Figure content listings
Begin
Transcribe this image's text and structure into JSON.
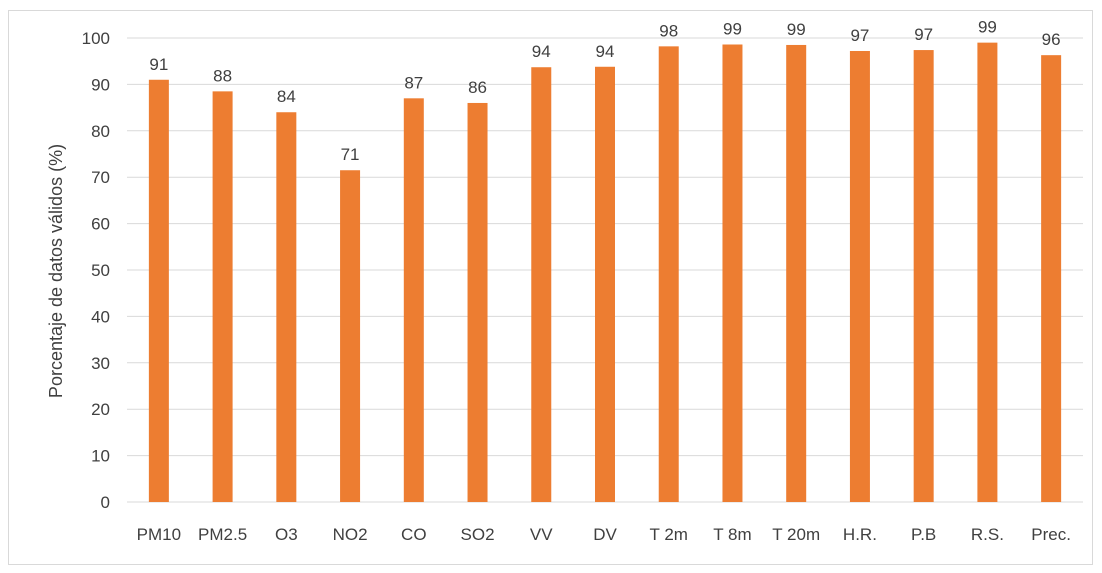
{
  "chart_data": {
    "type": "bar",
    "ylabel": "Porcentaje de datos  válidos (%)",
    "ylim": [
      0,
      100
    ],
    "ytick_step": 10,
    "grid": true,
    "bar_color": "#ED7D31",
    "categories": [
      "PM10",
      "PM2.5",
      "O3",
      "NO2",
      "CO",
      "SO2",
      "VV",
      "DV",
      "T 2m",
      "T 8m",
      "T 20m",
      "H.R.",
      "P.B",
      "R.S.",
      "Prec."
    ],
    "values": [
      91,
      88.5,
      84,
      71.5,
      87,
      86,
      93.7,
      93.8,
      98.2,
      98.6,
      98.5,
      97.2,
      97.4,
      99,
      96.3
    ],
    "data_labels": [
      "91",
      "88",
      "84",
      "71",
      "87",
      "86",
      "94",
      "94",
      "98",
      "99",
      "99",
      "97",
      "97",
      "99",
      "96"
    ]
  }
}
End
Required task
Replicate the material above verbatim; images stay out of the copy.

Exercise answer
Transcribe this image's text and structure into JSON.
{
  "chart_data": {
    "type": "bar",
    "ylabel": "Porcentaje de datos  válidos (%)",
    "ylim": [
      0,
      100
    ],
    "ytick_step": 10,
    "grid": true,
    "bar_color": "#ED7D31",
    "categories": [
      "PM10",
      "PM2.5",
      "O3",
      "NO2",
      "CO",
      "SO2",
      "VV",
      "DV",
      "T 2m",
      "T 8m",
      "T 20m",
      "H.R.",
      "P.B",
      "R.S.",
      "Prec."
    ],
    "values": [
      91,
      88.5,
      84,
      71.5,
      87,
      86,
      93.7,
      93.8,
      98.2,
      98.6,
      98.5,
      97.2,
      97.4,
      99,
      96.3
    ],
    "data_labels": [
      "91",
      "88",
      "84",
      "71",
      "87",
      "86",
      "94",
      "94",
      "98",
      "99",
      "99",
      "97",
      "97",
      "99",
      "96"
    ]
  }
}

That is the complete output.